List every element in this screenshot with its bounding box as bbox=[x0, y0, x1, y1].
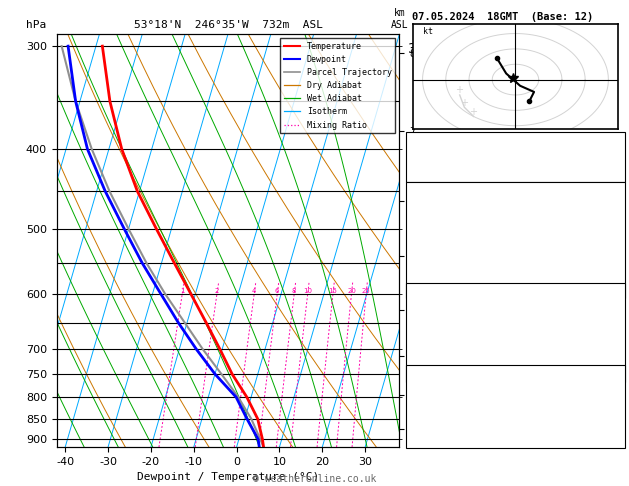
Text: 70°: 70° bbox=[604, 418, 622, 428]
Text: Pressure (mb): Pressure (mb) bbox=[408, 303, 484, 312]
Text: 4: 4 bbox=[616, 336, 622, 346]
Text: 6: 6 bbox=[275, 288, 279, 294]
Text: 303: 303 bbox=[604, 235, 622, 245]
Text: 0: 0 bbox=[616, 268, 622, 278]
X-axis label: Dewpoint / Temperature (°C): Dewpoint / Temperature (°C) bbox=[137, 472, 319, 483]
Text: StmDir: StmDir bbox=[408, 418, 443, 428]
Text: 15: 15 bbox=[328, 288, 337, 294]
Text: 8: 8 bbox=[292, 288, 296, 294]
Text: CAPE (J): CAPE (J) bbox=[408, 268, 455, 278]
Text: Dewp (°C): Dewp (°C) bbox=[408, 219, 461, 228]
Text: 07.05.2024  18GMT  (Base: 12): 07.05.2024 18GMT (Base: 12) bbox=[412, 12, 593, 22]
Text: 0: 0 bbox=[616, 352, 622, 362]
Text: Totals Totals: Totals Totals bbox=[408, 152, 484, 162]
Text: θᵉ (K): θᵉ (K) bbox=[408, 319, 443, 329]
Text: Most Unstable: Most Unstable bbox=[477, 286, 554, 296]
Text: 4: 4 bbox=[252, 288, 257, 294]
Text: EH: EH bbox=[408, 385, 420, 395]
Text: +: + bbox=[455, 86, 463, 95]
Text: 21: 21 bbox=[610, 136, 622, 145]
Text: 1: 1 bbox=[180, 288, 184, 294]
Text: km
ASL: km ASL bbox=[391, 8, 408, 30]
Text: CIN (J): CIN (J) bbox=[408, 369, 449, 379]
Text: +: + bbox=[460, 98, 468, 108]
Text: StmSpd (kt): StmSpd (kt) bbox=[408, 435, 473, 445]
Text: 25: 25 bbox=[362, 288, 370, 294]
Text: 2: 2 bbox=[214, 288, 219, 294]
Text: PW (cm): PW (cm) bbox=[408, 169, 449, 178]
Text: Temp (°C): Temp (°C) bbox=[408, 202, 461, 212]
Text: 5.3: 5.3 bbox=[604, 219, 622, 228]
Text: Surface: Surface bbox=[494, 186, 536, 195]
Text: 0: 0 bbox=[616, 369, 622, 379]
Text: 312: 312 bbox=[604, 319, 622, 329]
Text: Lifted Index: Lifted Index bbox=[408, 252, 479, 261]
Text: kt: kt bbox=[423, 27, 433, 35]
Text: 187: 187 bbox=[604, 402, 622, 412]
Text: CIN (J): CIN (J) bbox=[408, 285, 449, 295]
Text: Lifted Index: Lifted Index bbox=[408, 336, 479, 346]
Text: 20: 20 bbox=[347, 288, 356, 294]
Text: 650: 650 bbox=[604, 303, 622, 312]
Text: © weatheronline.co.uk: © weatheronline.co.uk bbox=[253, 473, 376, 484]
Text: K: K bbox=[408, 136, 414, 145]
Text: LCL: LCL bbox=[461, 427, 479, 437]
Text: θᵉ(K): θᵉ(K) bbox=[408, 235, 438, 245]
Text: 8: 8 bbox=[616, 435, 622, 445]
Text: 0: 0 bbox=[616, 285, 622, 295]
Text: 213: 213 bbox=[604, 385, 622, 395]
Text: Hodograph: Hodograph bbox=[489, 369, 542, 379]
Text: Mixing Ratio (g/kg): Mixing Ratio (g/kg) bbox=[470, 185, 480, 296]
Text: 38: 38 bbox=[610, 152, 622, 162]
Title: 53°18'N  246°35'W  732m  ASL: 53°18'N 246°35'W 732m ASL bbox=[133, 20, 323, 31]
Text: SREH: SREH bbox=[408, 402, 431, 412]
Text: hPa: hPa bbox=[26, 20, 46, 30]
Legend: Temperature, Dewpoint, Parcel Trajectory, Dry Adiabat, Wet Adiabat, Isotherm, Mi: Temperature, Dewpoint, Parcel Trajectory… bbox=[281, 38, 395, 133]
Text: 1.84: 1.84 bbox=[599, 169, 622, 178]
Text: 6.3: 6.3 bbox=[604, 202, 622, 212]
Text: CAPE (J): CAPE (J) bbox=[408, 352, 455, 362]
Text: +: + bbox=[469, 107, 477, 117]
Text: 10: 10 bbox=[303, 288, 312, 294]
Text: 11: 11 bbox=[610, 252, 622, 261]
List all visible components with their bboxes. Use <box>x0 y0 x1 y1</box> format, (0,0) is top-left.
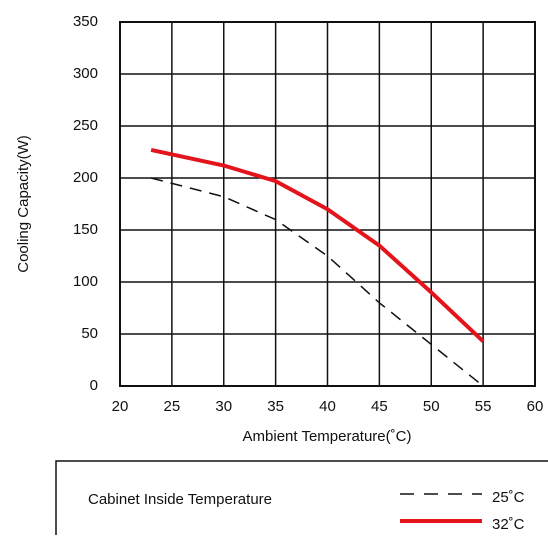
y-tick-label: 50 <box>81 325 98 342</box>
y-tick-label: 200 <box>73 169 98 186</box>
legend-label: 32˚C <box>492 516 525 533</box>
x-tick-label: 30 <box>215 398 232 415</box>
y-tick-label: 100 <box>73 273 98 290</box>
x-tick-label: 35 <box>267 398 284 415</box>
x-tick-label: 60 <box>527 398 544 415</box>
legend-label: 25˚C <box>492 489 525 506</box>
x-tick-label: 40 <box>319 398 336 415</box>
series-line <box>150 147 485 343</box>
x-tick-label: 55 <box>475 398 492 415</box>
y-tick-label: 0 <box>90 377 98 394</box>
y-tick-label: 300 <box>73 65 98 82</box>
x-tick-label: 20 <box>112 398 129 415</box>
y-tick-label: 350 <box>73 13 98 30</box>
series-line <box>150 177 484 387</box>
legend-title: Cabinet Inside Temperature <box>88 491 272 508</box>
legend-box <box>55 460 548 536</box>
x-tick-label: 25 <box>164 398 181 415</box>
y-tick-label: 250 <box>73 117 98 134</box>
x-axis-label: Ambient Temperature(˚C) <box>243 428 412 445</box>
x-tick-label: 50 <box>423 398 440 415</box>
x-tick-label: 45 <box>371 398 388 415</box>
y-axis-label: Cooling Capacity(W) <box>15 135 32 273</box>
y-tick-label: 150 <box>73 221 98 238</box>
plot-border <box>119 21 536 387</box>
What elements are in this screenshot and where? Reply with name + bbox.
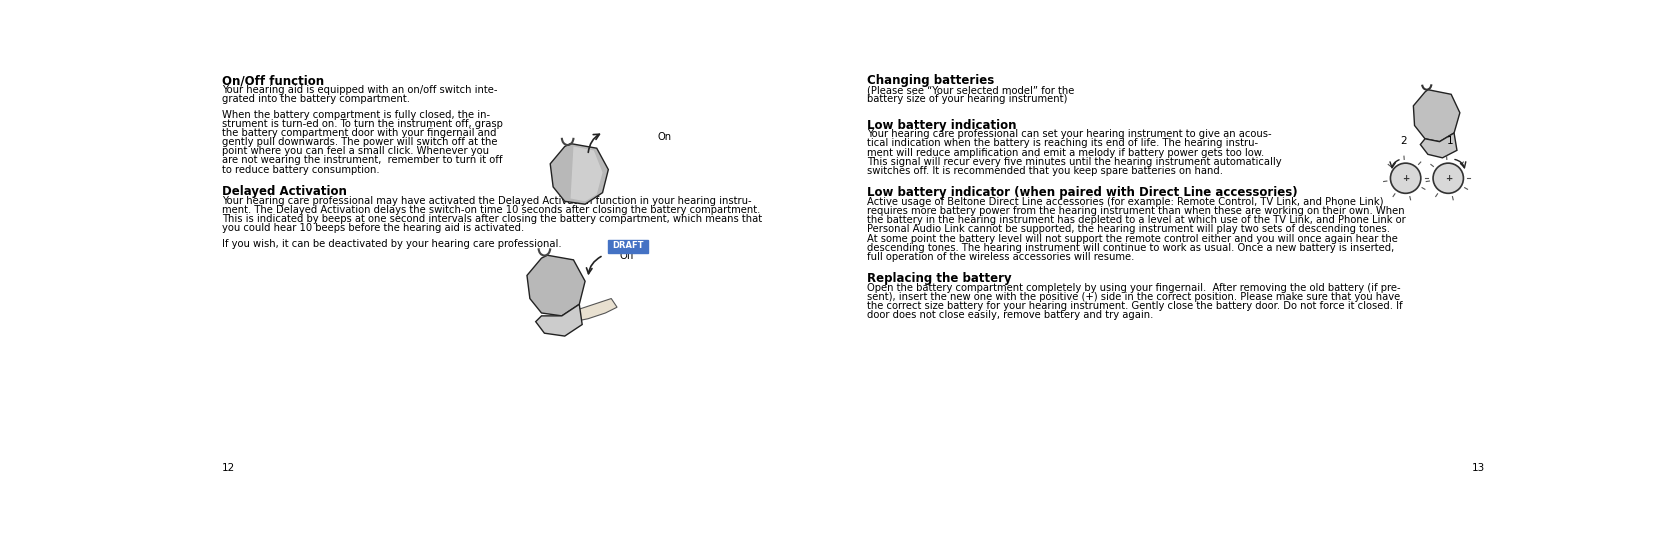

= WHAT YOU WILL DO =
Rewrite the lines from the one containing "y-tick-label: 50 <box>81 325 98 342</box>" through the end of the items, renaming "Cabinet" to "Enclosure" and keeping everything else the same. Leave the pictures out.

= ANSWER BELOW =
y-tick-label: 50 <box>81 325 98 342</box>
y-tick-label: 200 <box>73 169 98 186</box>
legend-label: 32˚C <box>492 516 525 533</box>
x-tick-label: 30 <box>215 398 232 415</box>
y-tick-label: 100 <box>73 273 98 290</box>
x-tick-label: 35 <box>267 398 284 415</box>
x-tick-label: 60 <box>527 398 544 415</box>
legend-label: 25˚C <box>492 489 525 506</box>
x-tick-label: 40 <box>319 398 336 415</box>
series-line <box>150 147 485 343</box>
x-tick-label: 55 <box>475 398 492 415</box>
y-tick-label: 0 <box>90 377 98 394</box>
y-tick-label: 300 <box>73 65 98 82</box>
x-tick-label: 20 <box>112 398 129 415</box>
y-tick-label: 350 <box>73 13 98 30</box>
series-line <box>150 177 484 387</box>
legend-title: Enclosure Inside Temperature <box>88 491 272 508</box>
legend-box <box>55 460 548 536</box>
x-tick-label: 25 <box>164 398 181 415</box>
y-tick-label: 250 <box>73 117 98 134</box>
x-axis-label: Ambient Temperature(˚C) <box>243 428 412 445</box>
x-tick-label: 50 <box>423 398 440 415</box>
x-tick-label: 45 <box>371 398 388 415</box>
y-axis-label: Cooling Capacity(W) <box>15 135 32 273</box>
y-tick-label: 150 <box>73 221 98 238</box>
plot-border <box>119 21 536 387</box>
What elements are in this screenshot and where? Reply with name + bbox.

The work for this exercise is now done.